▶ [Instruction]
In the records below, find each line with the word "text" and copy it.

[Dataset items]
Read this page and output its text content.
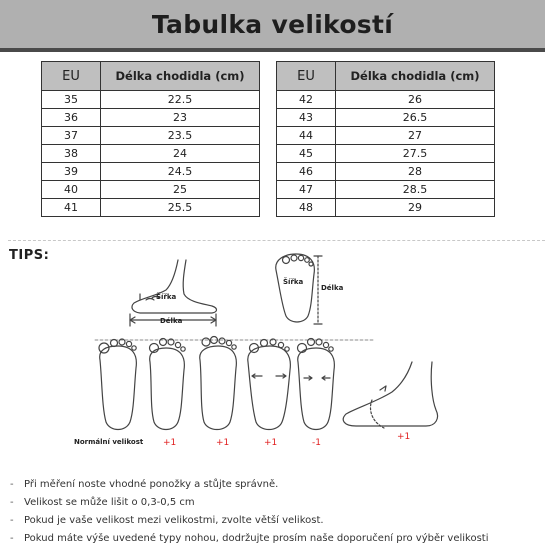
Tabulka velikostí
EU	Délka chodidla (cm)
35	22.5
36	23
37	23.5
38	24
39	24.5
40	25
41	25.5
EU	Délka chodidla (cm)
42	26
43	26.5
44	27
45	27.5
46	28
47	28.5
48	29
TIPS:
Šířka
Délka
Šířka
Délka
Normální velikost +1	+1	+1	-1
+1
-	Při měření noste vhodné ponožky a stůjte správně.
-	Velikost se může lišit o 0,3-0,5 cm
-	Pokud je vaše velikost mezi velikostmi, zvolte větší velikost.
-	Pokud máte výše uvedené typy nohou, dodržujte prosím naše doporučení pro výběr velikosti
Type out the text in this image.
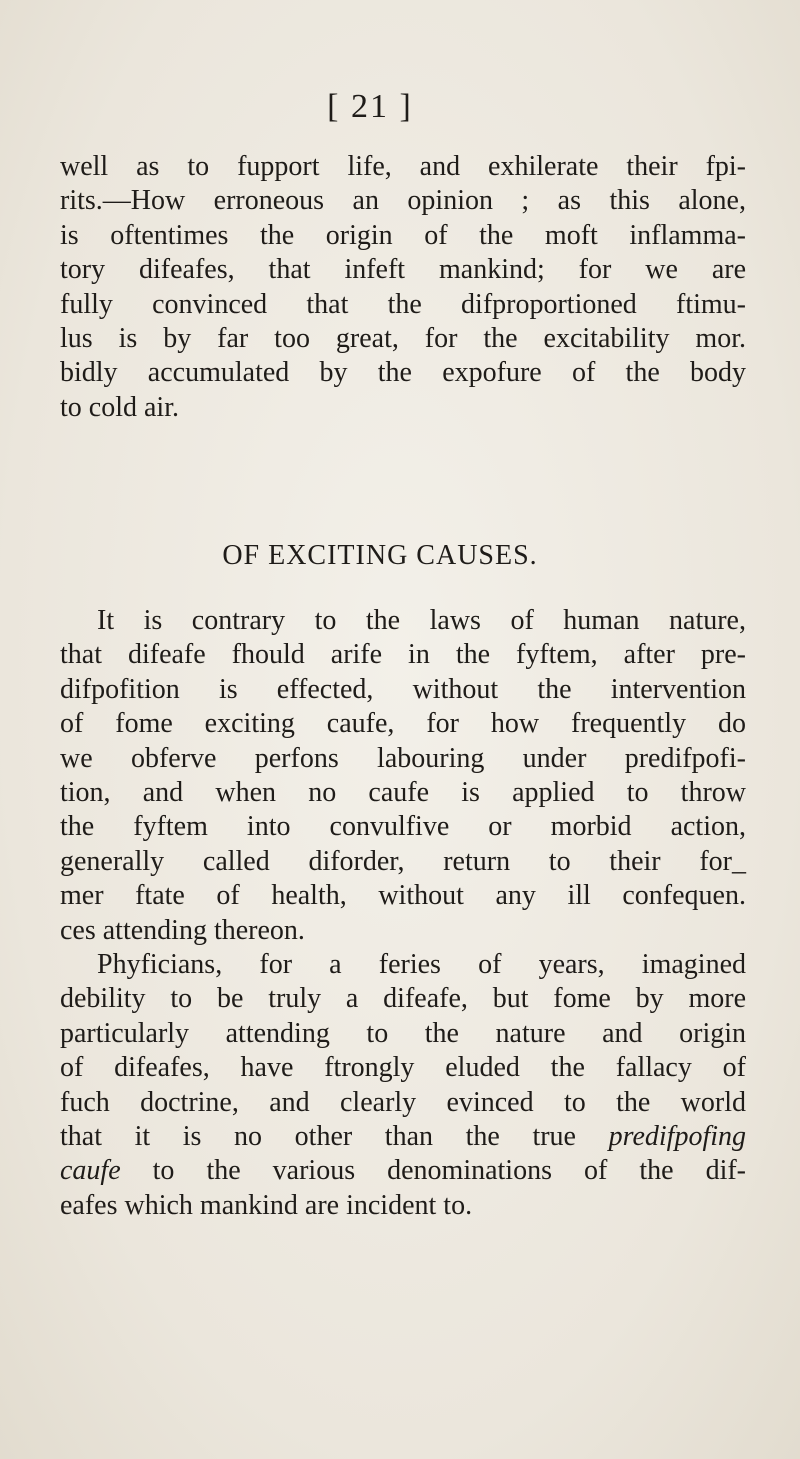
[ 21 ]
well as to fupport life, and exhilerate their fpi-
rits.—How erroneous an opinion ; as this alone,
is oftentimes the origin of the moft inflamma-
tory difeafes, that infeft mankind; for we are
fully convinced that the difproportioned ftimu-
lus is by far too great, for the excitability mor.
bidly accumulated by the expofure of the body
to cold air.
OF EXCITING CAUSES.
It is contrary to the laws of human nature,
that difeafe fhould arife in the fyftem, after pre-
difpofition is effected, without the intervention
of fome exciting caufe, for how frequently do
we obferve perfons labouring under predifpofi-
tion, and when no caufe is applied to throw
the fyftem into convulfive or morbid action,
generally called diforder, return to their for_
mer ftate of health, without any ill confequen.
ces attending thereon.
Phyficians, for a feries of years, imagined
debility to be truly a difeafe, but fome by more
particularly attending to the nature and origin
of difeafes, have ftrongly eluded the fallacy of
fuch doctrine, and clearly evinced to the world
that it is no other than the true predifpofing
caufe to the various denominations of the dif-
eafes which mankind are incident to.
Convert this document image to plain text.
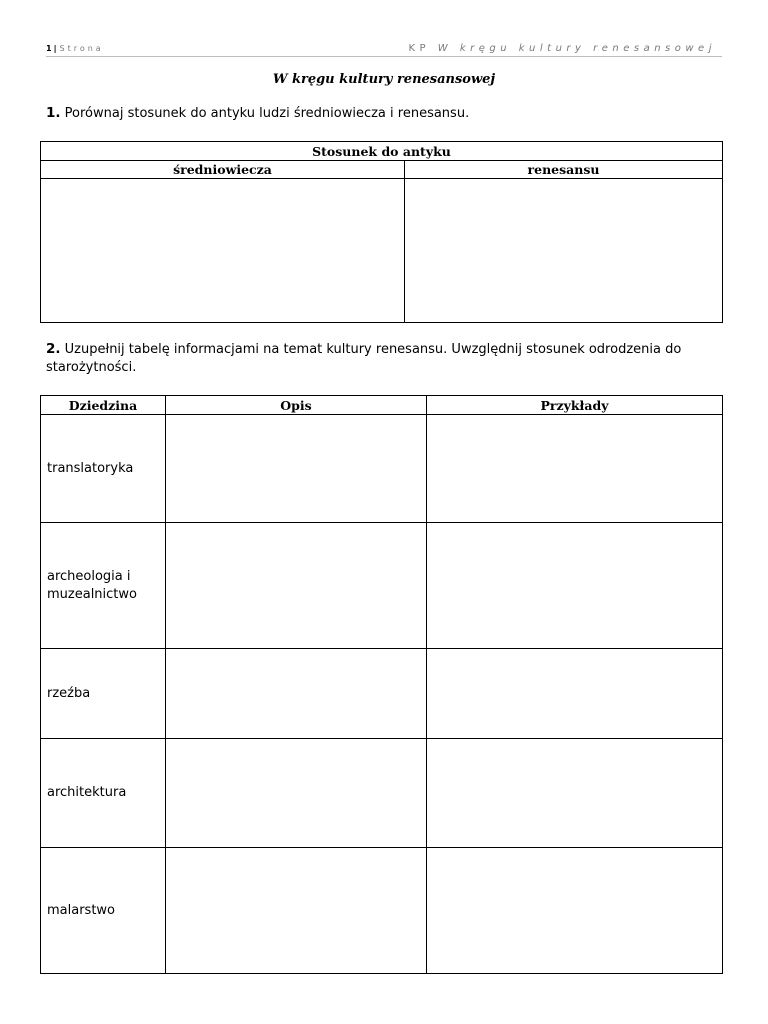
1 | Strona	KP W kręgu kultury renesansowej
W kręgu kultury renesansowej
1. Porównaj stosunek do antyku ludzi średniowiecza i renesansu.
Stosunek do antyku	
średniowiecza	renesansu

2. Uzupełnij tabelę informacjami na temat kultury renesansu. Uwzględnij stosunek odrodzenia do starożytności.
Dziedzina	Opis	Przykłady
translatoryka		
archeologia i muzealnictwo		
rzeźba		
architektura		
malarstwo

▶ [Solution to this problem]
Read this page and output its text content.
Type out the text in this image.
Convert this document image to plain text.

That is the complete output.